====== RECORDS FOR THE TASK ======

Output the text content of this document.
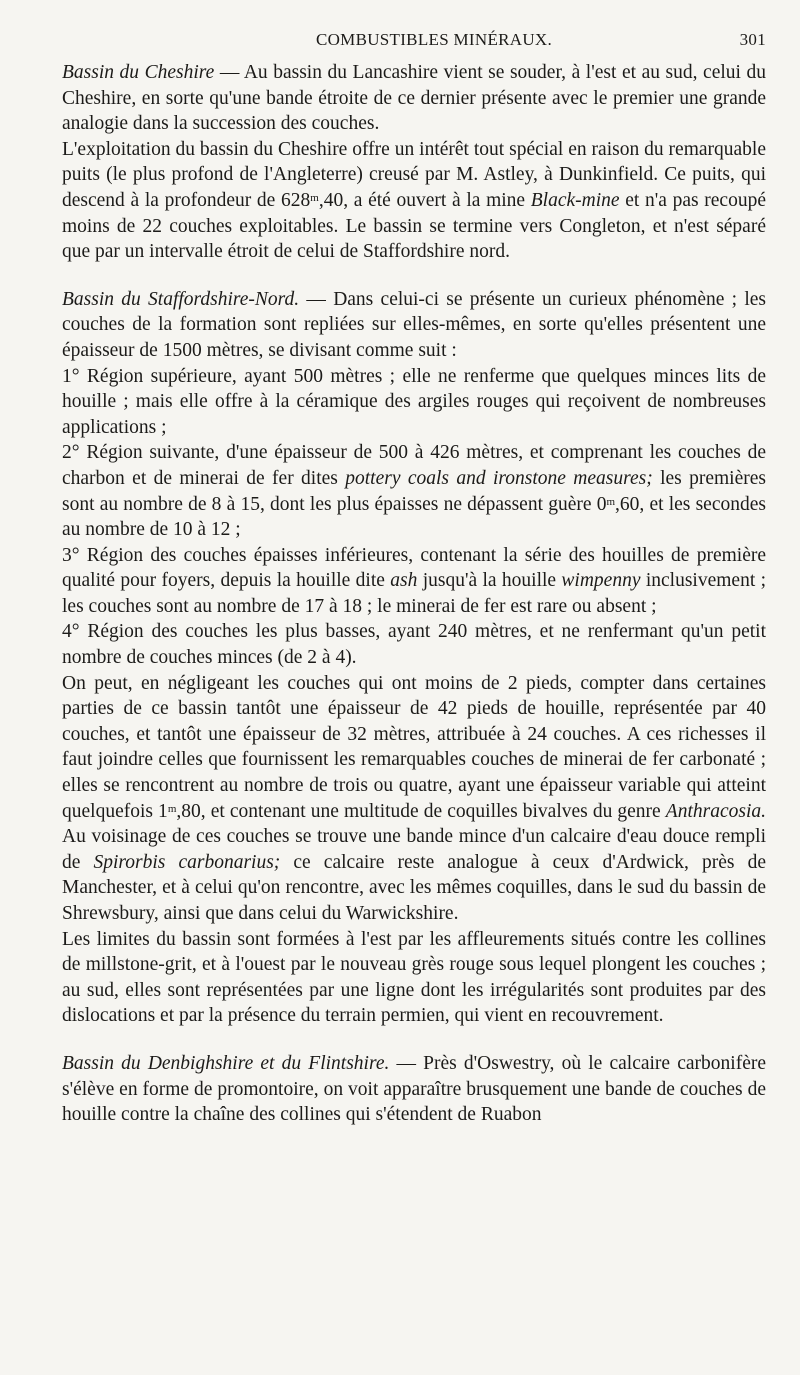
COMBUSTIBLES MINÉRAUX.	301

Bassin du Cheshire — Au bassin du Lancashire vient se souder, à l'est et au sud, celui du Cheshire, en sorte qu'une bande étroite de ce dernier présente avec le premier une grande analogie dans la succession des couches.

L'exploitation du bassin du Cheshire offre un intérêt tout spécial en raison du remarquable puits (le plus profond de l'Angleterre) creusé par M. Astley, à Dunkinfield. Ce puits, qui descend à la profondeur de 628$^m$,40, a été ouvert à la mine Black-mine et n'a pas recoupé moins de 22 couches exploitables. Le bassin se termine vers Congleton, et n'est séparé que par un intervalle étroit de celui de Staffordshire nord.

Bassin du Staffordshire-Nord. — Dans celui-ci se présente un curieux phénomène ; les couches de la formation sont repliées sur elles-mêmes, en sorte qu'elles présentent une épaisseur de 1500 mètres, se divisant comme suit :

1° Région supérieure, ayant 500 mètres ; elle ne renferme que quelques minces lits de houille ; mais elle offre à la céramique des argiles rouges qui reçoivent de nombreuses applications ;

2° Région suivante, d'une épaisseur de 500 à 426 mètres, et comprenant les couches de charbon et de minerai de fer dites pottery coals and ironstone measures; les premières sont au nombre de 8 à 15, dont les plus épaisses ne dépassent guère 0$^m$,60, et les secondes au nombre de 10 à 12 ;

3° Région des couches épaisses inférieures, contenant la série des houilles de première qualité pour foyers, depuis la houille dite ash jusqu'à la houille wimpenny inclusivement ; les couches sont au nombre de 17 à 18 ; le minerai de fer est rare ou absent ;

4° Région des couches les plus basses, ayant 240 mètres, et ne renfermant qu'un petit nombre de couches minces (de 2 à 4).

On peut, en négligeant les couches qui ont moins de 2 pieds, compter dans certaines parties de ce bassin tantôt une épaisseur de 42 pieds de houille, représentée par 40 couches, et tantôt une épaisseur de 32 mètres, attribuée à 24 couches. A ces richesses il faut joindre celles que fournissent les remarquables couches de minerai de fer carbonaté ; elles se rencontrent au nombre de trois ou quatre, ayant une épaisseur variable qui atteint quelquefois 1$^m$,80, et contenant une multitude de coquilles bivalves du genre Anthracosia. Au voisinage de ces couches se trouve une bande mince d'un calcaire d'eau douce rempli de Spirorbis carbonarius; ce calcaire reste analogue à ceux d'Ardwick, près de Manchester, et à celui qu'on rencontre, avec les mêmes coquilles, dans le sud du bassin de Shrewsbury, ainsi que dans celui du Warwickshire.

Les limites du bassin sont formées à l'est par les affleurements situés contre les collines de millstone-grit, et à l'ouest par le nouveau grès rouge sous lequel plongent les couches ; au sud, elles sont représentées par une ligne dont les irrégularités sont produites par des dislocations et par la présence du terrain permien, qui vient en recouvrement.

Bassin du Denbighshire et du Flintshire. — Près d'Oswestry, où le calcaire carbonifère s'élève en forme de promontoire, on voit apparaître brusquement une bande de couches de houille contre la chaîne des collines qui s'étendent de Ruabon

======

Pick out every line of the listing containing the word "Cheshire", and show those lines.

--- FINAL RESULT ---
Bassin du Cheshire — Au bassin du Lancashire vient se souder, à l'est et au sud, celui du Cheshire, en sorte qu'une bande étroite de ce dernier présente avec le premier une grande analogie dans la succession des couches.
L'exploitation du bassin du Cheshire offre un intérêt tout spécial en raison du remarquable puits (le plus profond de l'Angleterre) creusé par M. Astley, à Dunkinfield. Ce puits, qui descend à la profondeur de 628$^m$,40, a été ouvert à la mine Black-mine et n'a pas recoupé moins de 22 couches exploitables. Le bassin se termine vers Congleton, et n'est séparé que par un intervalle étroit de celui de Staffordshire nord.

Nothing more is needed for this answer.